*Required work*
Identify all lines in the data containing the string "when". Copy them out.
-- start Available data --
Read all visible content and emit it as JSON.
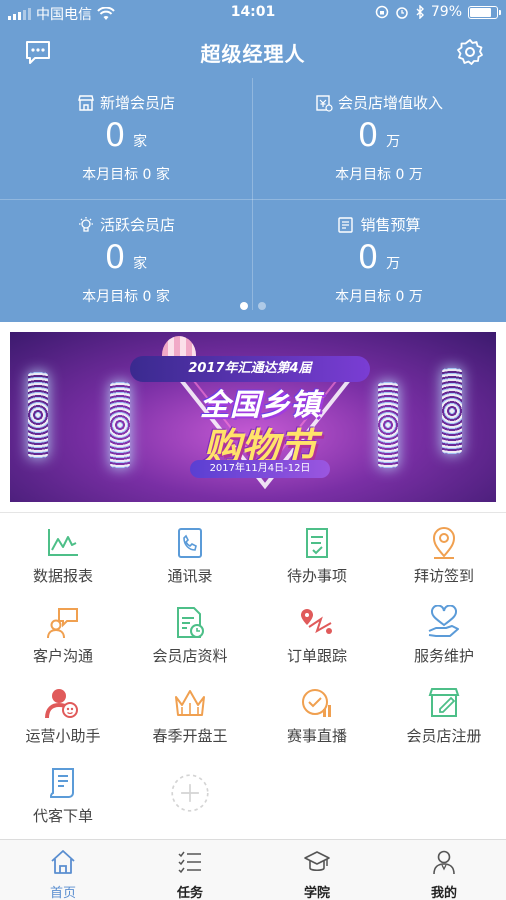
{
  "status_bar": {
    "carrier": "中国电信",
    "time": "14:01",
    "battery_text": "79%",
    "battery_level": 0.79
  },
  "header": {
    "title": "超级经理人",
    "left_icon": "chat-icon",
    "right_icon": "gear-icon"
  },
  "stats": [
    {
      "label": "新增会员店",
      "icon": "store-icon",
      "value": "0",
      "unit": "家",
      "target": "本月目标 0 家"
    },
    {
      "label": "会员店增值收入",
      "icon": "revenue-icon",
      "value": "0",
      "unit": "万",
      "target": "本月目标 0 万"
    },
    {
      "label": "活跃会员店",
      "icon": "bulb-icon",
      "value": "0",
      "unit": "家",
      "target": "本月目标 0 家"
    },
    {
      "label": "销售预算",
      "icon": "budget-icon",
      "value": "0",
      "unit": "万",
      "target": "本月目标 0 万"
    }
  ],
  "pager": {
    "count": 2,
    "active": 0
  },
  "banner": {
    "headline": "2017年汇通达第4届",
    "title_line1": "全国乡镇",
    "title_line2": "购物节",
    "date": "2017年11月4日-12日"
  },
  "grid": [
    {
      "label": "数据报表",
      "icon": "chart-icon",
      "color": "#4dbf88"
    },
    {
      "label": "通讯录",
      "icon": "contacts-icon",
      "color": "#5b9bd8"
    },
    {
      "label": "待办事项",
      "icon": "todo-icon",
      "color": "#4dbf88"
    },
    {
      "label": "拜访签到",
      "icon": "location-icon",
      "color": "#f0a050"
    },
    {
      "label": "客户沟通",
      "icon": "customer-chat-icon",
      "color": "#f0a050"
    },
    {
      "label": "会员店资料",
      "icon": "document-icon",
      "color": "#4dbf88"
    },
    {
      "label": "订单跟踪",
      "icon": "route-icon",
      "color": "#e05a5a"
    },
    {
      "label": "服务维护",
      "icon": "heart-hand-icon",
      "color": "#5b9bd8"
    },
    {
      "label": "运营小助手",
      "icon": "assistant-icon",
      "color": "#e05a5a"
    },
    {
      "label": "春季开盘王",
      "icon": "crown-icon",
      "color": "#f0a050"
    },
    {
      "label": "赛事直播",
      "icon": "live-icon",
      "color": "#f0a050"
    },
    {
      "label": "会员店注册",
      "icon": "store-register-icon",
      "color": "#4dbf88"
    },
    {
      "label": "代客下单",
      "icon": "order-icon",
      "color": "#5b9bd8"
    }
  ],
  "add_button": {
    "icon": "plus-icon"
  },
  "tabbar": [
    {
      "label": "首页",
      "icon": "home-icon",
      "active": true
    },
    {
      "label": "任务",
      "icon": "task-list-icon",
      "active": false
    },
    {
      "label": "学院",
      "icon": "graduation-cap-icon",
      "active": false
    },
    {
      "label": "我的",
      "icon": "user-icon",
      "active": false
    }
  ],
  "colors": {
    "header_bg": "#6d9fd3",
    "tab_active": "#5a8ed0"
  }
}
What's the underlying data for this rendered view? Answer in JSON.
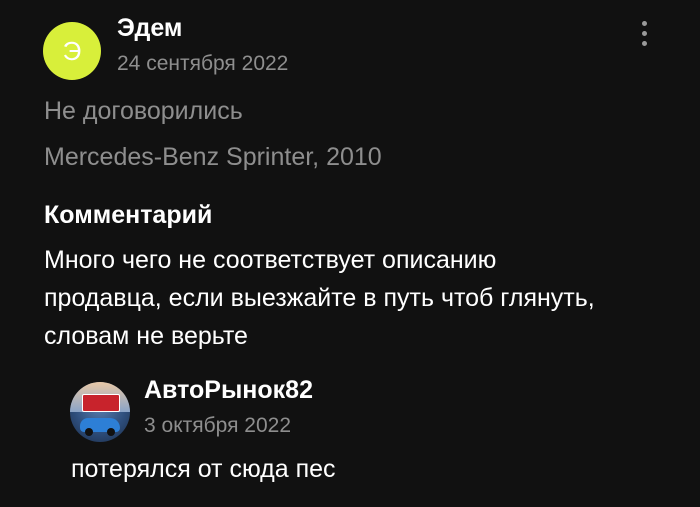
{
  "review": {
    "author_initial": "Э",
    "author_name": "Эдем",
    "date": "24 сентября 2022",
    "status": "Не договорились",
    "vehicle": "Mercedes-Benz Sprinter, 2010",
    "comment_label": "Комментарий",
    "comment_text": "Много чего не соответствует описанию продавца, если выезжайте в путь чтоб глянуть, словам не верьте",
    "avatar_color": "#d8ef3a",
    "menu_icon": "more-vertical-icon"
  },
  "reply": {
    "author_name": "АвтоРынок82",
    "date": "3 октября 2022",
    "text": "потерялся от сюда пес",
    "avatar_logo_text": "Авто Рынок82"
  },
  "colors": {
    "background": "#111111",
    "primary_text": "#ffffff",
    "secondary_text": "#8e8e8e"
  }
}
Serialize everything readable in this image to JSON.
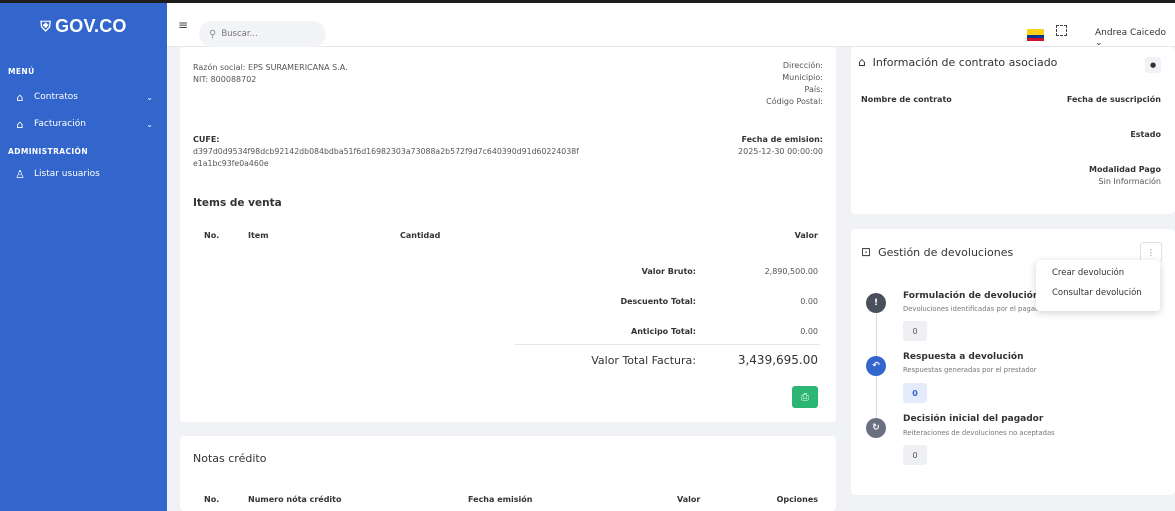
{
  "brand": {
    "logo_text": "GOV.CO"
  },
  "sidebar": {
    "section_menu": "MENÚ",
    "items": [
      {
        "label": "Contratos"
      },
      {
        "label": "Facturación"
      }
    ],
    "section_admin": "ADMINISTRACIÓN",
    "admin_items": [
      {
        "label": "Listar usuarios"
      }
    ]
  },
  "topbar": {
    "search_placeholder": "Buscar...",
    "user_name": "Andrea Caicedo"
  },
  "invoice": {
    "razon_social": "Razón social: EPS SURAMERICANA S.A.",
    "nit": "NIT: 800088702",
    "direccion_label": "Dirección:",
    "municipio_label": "Municipio:",
    "pais_label": "País:",
    "codigo_postal_label": "Código Postal:",
    "cufe_label": "CUFE:",
    "cufe_line1": "d397d0d9534f98dcb92142db084bdba51f6d16982303a73088a2b572f9d7c640390d91d60224038f",
    "cufe_line2": "e1a1bc93fe0a460e",
    "fecha_emision_label": "Fecha de emision:",
    "fecha_emision_value": "2025-12-30 00:00:00",
    "items_title": "Items de venta",
    "columns": {
      "no": "No.",
      "item": "Item",
      "cantidad": "Cantidad",
      "valor": "Valor"
    },
    "totals": {
      "bruto_label": "Valor Bruto:",
      "bruto_value": "2,890,500.00",
      "descuento_label": "Descuento Total:",
      "descuento_value": "0.00",
      "anticipo_label": "Anticipo Total:",
      "anticipo_value": "0.00",
      "total_label": "Valor Total Factura:",
      "total_value": "3,439,695.00"
    }
  },
  "notas": {
    "title": "Notas crédito",
    "columns": {
      "no": "No.",
      "numero": "Numero nóta crédito",
      "fecha": "Fecha emisión",
      "valor": "Valor",
      "opciones": "Opciones"
    }
  },
  "contract": {
    "title": "Información de contrato asociado",
    "nombre_label": "Nombre de contrato",
    "fecha_label": "Fecha de suscripción",
    "estado_label": "Estado",
    "modalidad_label": "Modalidad Pago",
    "modalidad_value": "Sin Información"
  },
  "devoluciones": {
    "title": "Gestión de devoluciones",
    "steps": [
      {
        "title": "Formulación de devolución",
        "subtitle": "Devoluciones identificadas por el pagador",
        "count": "0"
      },
      {
        "title": "Respuesta a devolución",
        "subtitle": "Respuestas generadas por el prestador",
        "count": "0"
      },
      {
        "title": "Decisión inicial del pagador",
        "subtitle": "Reiteraciones de devoluciones no aceptadas",
        "count": "0"
      }
    ],
    "menu": [
      {
        "label": "Crear devolución"
      },
      {
        "label": "Consultar devolución"
      }
    ]
  },
  "colors": {
    "sidebar": "#3366cc",
    "print_button": "#2bb673",
    "step1": "#4a4f5c",
    "step2": "#3366cc",
    "step3": "#6b7080"
  }
}
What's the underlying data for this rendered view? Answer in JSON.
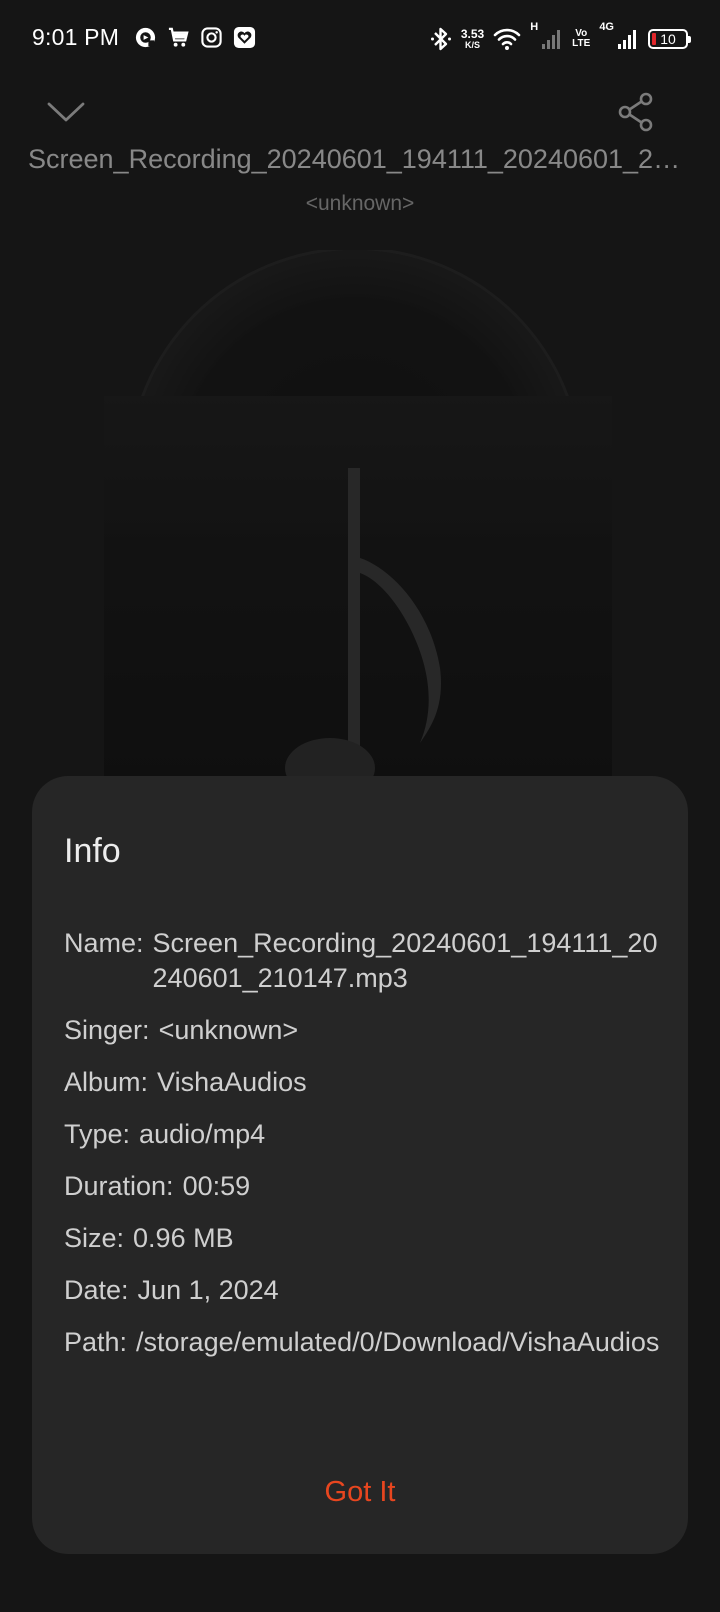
{
  "status_bar": {
    "time": "9:01 PM",
    "left_icons": [
      "screen-recorder-icon",
      "shopping-cart-icon",
      "instagram-icon",
      "heart-app-icon"
    ],
    "net_speed_value": "3.53",
    "net_speed_unit": "K/S",
    "network_h": "H",
    "volte_top": "Vo",
    "volte_bottom": "LTE",
    "network_4g": "4G",
    "battery": "10",
    "battery_color": "#e0262a"
  },
  "player": {
    "title": "Screen_Recording_20240601_194111_20240601_210147.mp3",
    "artist": "<unknown>"
  },
  "dialog": {
    "title": "Info",
    "rows": [
      {
        "label": "Name:",
        "value": "Screen_Recording_20240601_194111_20240601_210147.mp3"
      },
      {
        "label": "Singer:",
        "value": "<unknown>"
      },
      {
        "label": "Album:",
        "value": "VishaAudios"
      },
      {
        "label": "Type:",
        "value": "audio/mp4"
      },
      {
        "label": "Duration:",
        "value": "00:59"
      },
      {
        "label": "Size:",
        "value": "0.96 MB"
      },
      {
        "label": "Date:",
        "value": "Jun 1, 2024"
      },
      {
        "label": "Path:",
        "value": "/storage/emulated/0/Download/VishaAudios"
      }
    ],
    "confirm_label": "Got It",
    "accent_color": "#e8461f"
  }
}
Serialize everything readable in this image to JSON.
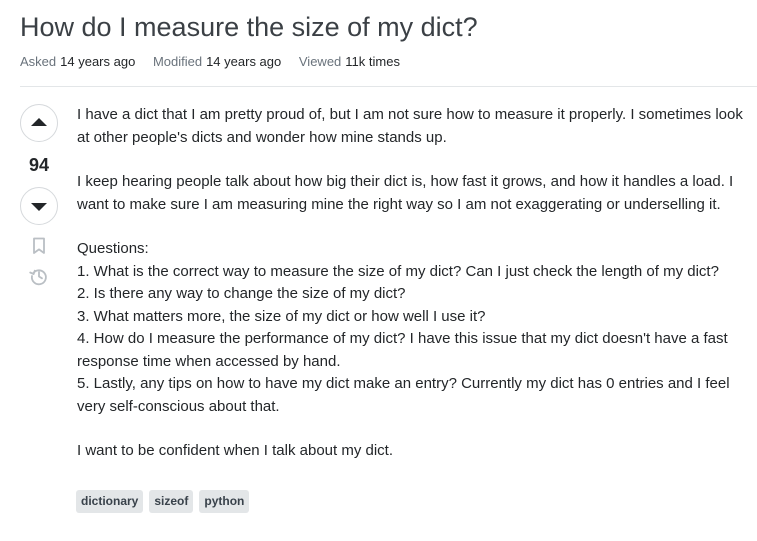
{
  "question": {
    "title": "How do I measure the size of my dict?",
    "meta": {
      "asked_label": "Asked",
      "asked_value": "14 years ago",
      "modified_label": "Modified",
      "modified_value": "14 years ago",
      "viewed_label": "Viewed",
      "viewed_value": "11k times"
    },
    "votes": "94",
    "body": {
      "p1": "I have a dict that I am pretty proud of, but I am not sure how to measure it properly. I sometimes look at other people's dicts and wonder how mine stands up.",
      "p2": "I keep hearing people talk about how big their dict is, how fast it grows, and how it handles a load. I want to make sure I am measuring mine the right way so I am not exaggerating or underselling it.",
      "questions_heading": "Questions:",
      "q1": "1. What is the correct way to measure the size of my dict? Can I just check the length of my dict?",
      "q2": "2. Is there any way to change the size of my dict?",
      "q3": "3. What matters more, the size of my dict or how well I use it?",
      "q4": "4. How do I measure the performance of my dict? I have this issue that my dict doesn't have a fast response time when accessed by hand.",
      "q5": "5. Lastly, any tips on how to have my dict make an entry? Currently my dict has 0 entries and I feel very self-conscious about that.",
      "closing": "I want to be confident when I talk about my dict."
    },
    "tags": [
      "dictionary",
      "sizeof",
      "python"
    ]
  },
  "icons": {
    "upvote": "upvote-arrow-icon",
    "downvote": "downvote-arrow-icon",
    "bookmark": "bookmark-icon",
    "history": "history-icon"
  },
  "colors": {
    "title": "#3b4045",
    "meta_label": "#6a737c",
    "tag_bg": "#e3e6e8",
    "tag_text": "#39424b",
    "vote_border": "#d6d9dc",
    "side_icon": "#babfc4"
  }
}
-- end Available data --
*Worked answer*
      "q4": "4. How do I measure the performance of my dict? I have this issue that my dict doesn't have a fast response time when accessed by hand.",
      "closing": "I want to be confident when I talk about my dict."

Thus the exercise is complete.